**INSTRUCTION:** Extract the lines that carry the string "ylabel" from the listing.

[Dataset items]
★ ★ ★
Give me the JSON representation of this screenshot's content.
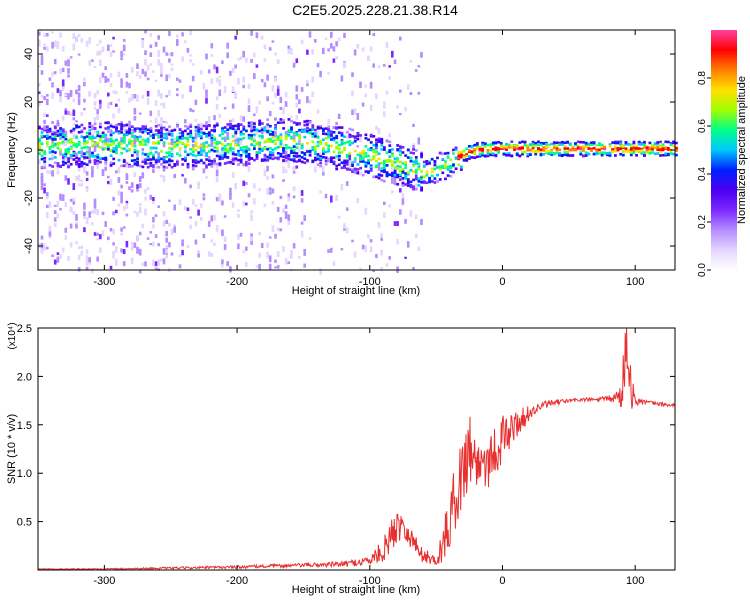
{
  "title": "C2E5.2025.228.21.38.R14",
  "chart_data": [
    {
      "type": "heatmap",
      "xlabel": "Height of straight line (km)",
      "ylabel": "Frequency (Hz)",
      "xlim": [
        -350,
        130
      ],
      "ylim": [
        -50,
        50
      ],
      "xticks": [
        -300,
        -200,
        -100,
        0,
        100
      ],
      "yticks": [
        -40,
        -20,
        0,
        20,
        40
      ],
      "colorbar": {
        "label": "Normalized spectral amplitude",
        "range": [
          0.0,
          1.0
        ],
        "ticks": [
          0.0,
          0.2,
          0.4,
          0.6,
          0.8
        ],
        "tick_labels": [
          "0.0",
          "0.2",
          "0.4",
          "0.6",
          "0.8"
        ],
        "colormap": [
          "#ffffff",
          "#e3d6ff",
          "#b48cff",
          "#7a28ff",
          "#4a00f0",
          "#0020ff",
          "#00c8ff",
          "#00ff88",
          "#a0ff00",
          "#ffe000",
          "#ff8000",
          "#ff0000",
          "#ff40a0"
        ]
      },
      "center_frequency_trace": {
        "x": [
          -350,
          -300,
          -250,
          -200,
          -170,
          -150,
          -120,
          -100,
          -80,
          -60,
          -45,
          -35,
          -25,
          -10,
          0,
          20,
          50,
          80,
          95,
          110,
          130
        ],
        "y": [
          2,
          3,
          2,
          3,
          5,
          4,
          1,
          -2,
          -5,
          -9,
          -6,
          -3,
          0,
          1,
          1,
          1,
          1,
          1,
          1,
          1,
          1
        ]
      },
      "grid": false
    },
    {
      "type": "line",
      "xlabel": "Height of straight line (km)",
      "ylabel": "SNR (10 * v/v)",
      "y_multiplier": "(x10⁴)",
      "xlim": [
        -350,
        130
      ],
      "ylim": [
        0,
        2.5
      ],
      "xticks": [
        -300,
        -200,
        -100,
        0,
        100
      ],
      "yticks": [
        0.5,
        1.0,
        1.5,
        2.0,
        2.5
      ],
      "ytick_labels": [
        "0.5",
        "1.0",
        "1.5",
        "2.0",
        "2.5"
      ],
      "series": [
        {
          "color": "#e83030",
          "envelope_x": [
            -350,
            -300,
            -250,
            -200,
            -150,
            -120,
            -100,
            -90,
            -80,
            -75,
            -70,
            -60,
            -50,
            -45,
            -40,
            -35,
            -30,
            -25,
            -20,
            -10,
            0,
            10,
            20,
            30,
            40,
            50,
            60,
            70,
            80,
            85,
            90,
            92,
            95,
            97,
            100,
            110,
            120,
            130
          ],
          "envelope_y": [
            0.01,
            0.01,
            0.02,
            0.03,
            0.05,
            0.06,
            0.1,
            0.2,
            0.45,
            0.5,
            0.35,
            0.15,
            0.1,
            0.25,
            0.5,
            0.8,
            1.0,
            1.3,
            1.1,
            1.15,
            1.35,
            1.5,
            1.62,
            1.7,
            1.73,
            1.75,
            1.76,
            1.76,
            1.77,
            1.78,
            1.8,
            2.2,
            2.45,
            1.85,
            1.75,
            1.73,
            1.71,
            1.7
          ],
          "noise_amplitude": [
            0.005,
            0.006,
            0.01,
            0.015,
            0.02,
            0.03,
            0.05,
            0.12,
            0.2,
            0.15,
            0.12,
            0.08,
            0.05,
            0.2,
            0.3,
            0.35,
            0.4,
            0.4,
            0.3,
            0.3,
            0.25,
            0.15,
            0.08,
            0.04,
            0.03,
            0.02,
            0.02,
            0.02,
            0.03,
            0.06,
            0.15,
            0.4,
            0.5,
            0.2,
            0.05,
            0.02,
            0.02,
            0.02
          ]
        }
      ],
      "grid": false
    }
  ]
}
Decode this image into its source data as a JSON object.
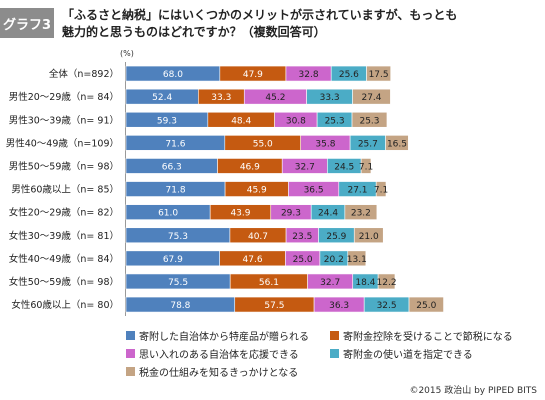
{
  "header": {
    "tag": "グラフ3",
    "title_line1": "「ふるさと納税」にはいくつかのメリットが示されていますが、もっとも",
    "title_line2": "魅力的と思うものはどれですか？（複数回答可）"
  },
  "footer": {
    "copyright": "©2015 政治山 by PIPED BITS"
  },
  "chart_data": {
    "type": "bar",
    "orientation": "horizontal",
    "stacked": true,
    "unit_label": "(%)",
    "categories": [
      "全体（n=892）",
      "男性20～29歳（n= 84）",
      "男性30～39歳（n= 91）",
      "男性40～49歳（n=109）",
      "男性50～59歳（n= 98）",
      "男性60歳以上（n= 85）",
      "女性20～29歳（n= 82）",
      "女性30～39歳（n= 81）",
      "女性40～49歳（n= 84）",
      "女性50～59歳（n= 98）",
      "女性60歳以上（n= 80）"
    ],
    "series": [
      {
        "name": "寄附した自治体から特産品が贈られる",
        "color": "#4f81bd",
        "values": [
          68.0,
          52.4,
          59.3,
          71.6,
          66.3,
          71.8,
          61.0,
          75.3,
          67.9,
          75.5,
          78.8
        ]
      },
      {
        "name": "寄附金控除を受けることで節税になる",
        "color": "#c55a11",
        "values": [
          47.9,
          33.3,
          48.4,
          55.0,
          46.9,
          45.9,
          43.9,
          40.7,
          47.6,
          56.1,
          57.5
        ]
      },
      {
        "name": "思い入れのある自治体を応援できる",
        "color": "#cc66cc",
        "values": [
          32.8,
          45.2,
          30.8,
          35.8,
          32.7,
          36.5,
          29.3,
          23.5,
          25.0,
          32.7,
          36.3
        ]
      },
      {
        "name": "寄附金の使い道を指定できる",
        "color": "#4bacc6",
        "values": [
          25.6,
          33.3,
          25.3,
          25.7,
          24.5,
          27.1,
          24.4,
          25.9,
          20.2,
          18.4,
          32.5
        ]
      },
      {
        "name": "税金の仕組みを知るきっかけとなる",
        "color": "#c4a484",
        "values": [
          17.5,
          27.4,
          25.3,
          16.5,
          7.1,
          7.1,
          23.2,
          21.0,
          13.1,
          12.2,
          25.0
        ]
      }
    ],
    "legend_placement": "bottom",
    "grid": false
  }
}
★ ★ ★
**TASK ANSWER:**
      "ylabel": "Frequency (Hz)",
      "ylabel": "SNR (10 * v/v)",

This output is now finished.